PASSAGE FOR REVIEW:
--------------------

Former Kaiser Permanente CEO George Halvorson has written on THCB on and off over the years, most notably last year with his proposal for Medicare Advantage for All post-COVID. This month he was given a lifetime achievement award by HIMSS and we are running his acceptance speech in two parts. We ran part one last week, and here’s part two– Matthew Holt
We also initially have an important and continuously improving sense of the epigenetic processes that exist in all of us to develop our own responses to the world we are in at a biological level, and we should be able to use that information to improve our health and our care.
That is extremely relevant to you because it is very much a systems and coding issue to bring epigenetics into care delivery and care systems.
The magnificent, wonderful, and extremely powerful new CRISPR tool kit actually used computer like coding approaches and created a vaccine for Covid that explicitly triggered our body’s immune responses exactly as our epigenetics are naturally programmed and coded to do for other vaccine approaches.
We will be able to use that set of tools to improve our responses to cancer and multiple other diseases in a growing variety of important ways. We actually now can choose to evolve as a species because that particular tool actually allows us to change our genetic code in very channeled and intentional ways. That capability and reality is hugely important — and we will now be able to use those new tools in a growing range of ways.
We should be able to stabilize or reduce the amount of money we spend on care when we put these full sets of tools in place.
However — we also do need to become better and smarter buyers of care to make that full set of enhancements happen.
Every economic system on the planet does what it is paid to do. Care is not an exception to that reality.
That full connectivity level and organized team care for patients will only happen if we decide as a nation to stop buying all care by the piece — and if we move to paying for total care for our patients to teams of appropriately supported caregivers who are rewarded financially for continuous improvement.
Care sites everywhere in the world do what they are paid to do. They also do not do things they are not paid to do. They function as businesses everywhere, so they do what every business does in every industry and they give their customer exactly what the customer pays for.
No business in any industry uses any other model.
With that reality in mind — we all need to understand the fact that we Americans buy care very badly.

--------------------

SUPPLIED INFORMATION:

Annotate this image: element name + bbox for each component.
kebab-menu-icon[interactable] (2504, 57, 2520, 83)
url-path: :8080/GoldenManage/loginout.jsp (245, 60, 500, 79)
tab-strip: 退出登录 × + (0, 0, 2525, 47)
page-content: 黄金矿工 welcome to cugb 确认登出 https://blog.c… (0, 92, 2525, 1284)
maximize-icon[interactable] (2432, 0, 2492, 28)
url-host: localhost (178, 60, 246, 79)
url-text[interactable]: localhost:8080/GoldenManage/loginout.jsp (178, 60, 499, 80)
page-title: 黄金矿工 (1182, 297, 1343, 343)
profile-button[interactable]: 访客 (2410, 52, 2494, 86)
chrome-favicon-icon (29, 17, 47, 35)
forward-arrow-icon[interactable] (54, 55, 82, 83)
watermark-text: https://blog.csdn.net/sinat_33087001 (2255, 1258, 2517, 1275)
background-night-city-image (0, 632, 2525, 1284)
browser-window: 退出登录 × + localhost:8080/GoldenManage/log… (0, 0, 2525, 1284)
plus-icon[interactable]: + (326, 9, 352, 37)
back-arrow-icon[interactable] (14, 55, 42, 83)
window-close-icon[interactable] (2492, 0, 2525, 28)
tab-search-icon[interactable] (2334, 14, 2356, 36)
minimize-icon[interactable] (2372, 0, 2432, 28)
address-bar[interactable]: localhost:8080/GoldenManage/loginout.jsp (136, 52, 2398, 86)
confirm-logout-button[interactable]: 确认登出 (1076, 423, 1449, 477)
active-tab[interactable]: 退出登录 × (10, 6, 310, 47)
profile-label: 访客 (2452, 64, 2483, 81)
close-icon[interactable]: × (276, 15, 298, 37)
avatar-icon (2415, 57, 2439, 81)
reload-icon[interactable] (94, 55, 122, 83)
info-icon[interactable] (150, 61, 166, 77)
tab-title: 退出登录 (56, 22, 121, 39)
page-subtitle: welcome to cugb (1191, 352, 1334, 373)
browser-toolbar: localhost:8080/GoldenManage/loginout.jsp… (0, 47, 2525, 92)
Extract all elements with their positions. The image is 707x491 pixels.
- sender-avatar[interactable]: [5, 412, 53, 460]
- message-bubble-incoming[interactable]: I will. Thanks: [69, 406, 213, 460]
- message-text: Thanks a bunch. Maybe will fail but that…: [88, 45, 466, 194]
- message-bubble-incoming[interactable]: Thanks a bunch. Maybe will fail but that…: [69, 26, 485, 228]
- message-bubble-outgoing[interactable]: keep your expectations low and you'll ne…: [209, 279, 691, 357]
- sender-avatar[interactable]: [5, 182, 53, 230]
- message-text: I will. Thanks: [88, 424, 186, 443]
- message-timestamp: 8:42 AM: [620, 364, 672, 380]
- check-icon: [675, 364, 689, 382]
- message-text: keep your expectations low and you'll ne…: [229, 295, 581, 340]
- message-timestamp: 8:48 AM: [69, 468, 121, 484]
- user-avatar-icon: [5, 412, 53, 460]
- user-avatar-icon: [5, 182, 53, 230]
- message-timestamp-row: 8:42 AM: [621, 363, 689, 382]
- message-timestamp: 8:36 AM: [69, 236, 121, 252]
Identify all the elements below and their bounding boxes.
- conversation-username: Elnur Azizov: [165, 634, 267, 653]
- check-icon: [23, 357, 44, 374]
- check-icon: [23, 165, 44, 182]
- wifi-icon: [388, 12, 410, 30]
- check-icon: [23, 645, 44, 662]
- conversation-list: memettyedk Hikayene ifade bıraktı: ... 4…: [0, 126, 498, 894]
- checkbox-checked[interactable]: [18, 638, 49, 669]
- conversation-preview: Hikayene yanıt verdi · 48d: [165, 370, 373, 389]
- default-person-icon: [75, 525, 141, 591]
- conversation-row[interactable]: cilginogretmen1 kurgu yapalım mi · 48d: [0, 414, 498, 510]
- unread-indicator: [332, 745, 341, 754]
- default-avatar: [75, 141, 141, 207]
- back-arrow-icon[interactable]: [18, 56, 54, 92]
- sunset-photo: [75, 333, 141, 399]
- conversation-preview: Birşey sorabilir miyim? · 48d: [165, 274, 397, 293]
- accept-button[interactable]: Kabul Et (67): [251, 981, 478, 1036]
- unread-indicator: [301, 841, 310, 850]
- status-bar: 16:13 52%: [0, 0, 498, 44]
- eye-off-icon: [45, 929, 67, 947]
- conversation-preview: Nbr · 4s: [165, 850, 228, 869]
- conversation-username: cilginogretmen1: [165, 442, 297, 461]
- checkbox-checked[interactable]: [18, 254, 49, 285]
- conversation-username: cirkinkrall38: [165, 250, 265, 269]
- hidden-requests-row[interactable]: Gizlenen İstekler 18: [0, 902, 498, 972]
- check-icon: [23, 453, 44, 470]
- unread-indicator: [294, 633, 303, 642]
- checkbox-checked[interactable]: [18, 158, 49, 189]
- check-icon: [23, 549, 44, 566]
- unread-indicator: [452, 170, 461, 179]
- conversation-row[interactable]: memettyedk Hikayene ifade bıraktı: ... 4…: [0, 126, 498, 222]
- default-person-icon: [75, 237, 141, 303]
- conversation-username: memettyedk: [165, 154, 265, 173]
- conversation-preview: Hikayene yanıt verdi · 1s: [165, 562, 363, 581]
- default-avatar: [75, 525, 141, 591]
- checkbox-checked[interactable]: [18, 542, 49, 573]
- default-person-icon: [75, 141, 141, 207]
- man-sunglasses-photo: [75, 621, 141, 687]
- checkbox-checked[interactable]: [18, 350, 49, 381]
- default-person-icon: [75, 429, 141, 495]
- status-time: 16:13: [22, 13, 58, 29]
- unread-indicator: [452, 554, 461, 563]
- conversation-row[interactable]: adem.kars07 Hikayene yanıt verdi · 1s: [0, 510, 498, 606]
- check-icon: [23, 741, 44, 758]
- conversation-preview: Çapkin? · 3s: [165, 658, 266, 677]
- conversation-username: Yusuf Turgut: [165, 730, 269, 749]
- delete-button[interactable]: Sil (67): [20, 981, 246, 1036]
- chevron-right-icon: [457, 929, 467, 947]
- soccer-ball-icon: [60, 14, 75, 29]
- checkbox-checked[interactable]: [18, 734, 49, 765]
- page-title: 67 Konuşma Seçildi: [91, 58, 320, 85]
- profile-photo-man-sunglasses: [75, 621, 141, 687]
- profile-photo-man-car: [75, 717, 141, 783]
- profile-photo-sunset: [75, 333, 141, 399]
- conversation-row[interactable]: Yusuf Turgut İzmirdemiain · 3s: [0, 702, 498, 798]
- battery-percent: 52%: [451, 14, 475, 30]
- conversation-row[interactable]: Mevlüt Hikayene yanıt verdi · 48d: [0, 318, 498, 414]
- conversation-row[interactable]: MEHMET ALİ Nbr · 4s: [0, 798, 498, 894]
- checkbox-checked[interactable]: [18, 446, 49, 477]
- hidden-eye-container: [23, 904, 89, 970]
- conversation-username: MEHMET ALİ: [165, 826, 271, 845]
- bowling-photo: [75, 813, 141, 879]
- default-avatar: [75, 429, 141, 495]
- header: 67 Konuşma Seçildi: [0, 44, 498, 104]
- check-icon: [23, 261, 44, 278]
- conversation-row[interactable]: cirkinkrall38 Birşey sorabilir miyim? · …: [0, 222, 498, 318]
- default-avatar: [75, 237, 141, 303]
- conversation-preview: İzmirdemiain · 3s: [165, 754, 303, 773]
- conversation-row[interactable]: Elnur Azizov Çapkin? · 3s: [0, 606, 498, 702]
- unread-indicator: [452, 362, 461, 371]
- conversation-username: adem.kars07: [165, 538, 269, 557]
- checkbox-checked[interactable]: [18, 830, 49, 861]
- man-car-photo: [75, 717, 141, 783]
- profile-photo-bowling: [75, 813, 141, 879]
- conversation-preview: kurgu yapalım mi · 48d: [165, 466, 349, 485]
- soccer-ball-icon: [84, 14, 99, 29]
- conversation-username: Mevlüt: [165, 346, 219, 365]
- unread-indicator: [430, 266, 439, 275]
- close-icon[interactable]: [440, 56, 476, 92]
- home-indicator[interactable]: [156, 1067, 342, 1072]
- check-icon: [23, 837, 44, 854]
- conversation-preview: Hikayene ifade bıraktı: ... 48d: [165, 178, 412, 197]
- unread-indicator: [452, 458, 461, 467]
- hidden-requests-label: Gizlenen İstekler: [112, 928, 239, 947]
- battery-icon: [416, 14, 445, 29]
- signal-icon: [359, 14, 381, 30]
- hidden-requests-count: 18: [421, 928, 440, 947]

--------------------

REQUIREMENT A: In the acceptance speech excerpt, what did George Halvorson receive from HIMSS this month?
REQUIREMENT B: Return the acceptance speech excerpt word for word from "Care sites everywhere" to "customer pays for.".
The records have no connection to the acceptance speech excerpt.

ANSWER SPACE A: A lifetime achievement award.

ANSWER SPACE B:
Care sites everywhere in the world do what they are paid to do. They also do not do things they are not paid to do. They function as businesses everywhere, so they do what every business does in every industry and they give their customer exactly what the customer pays for.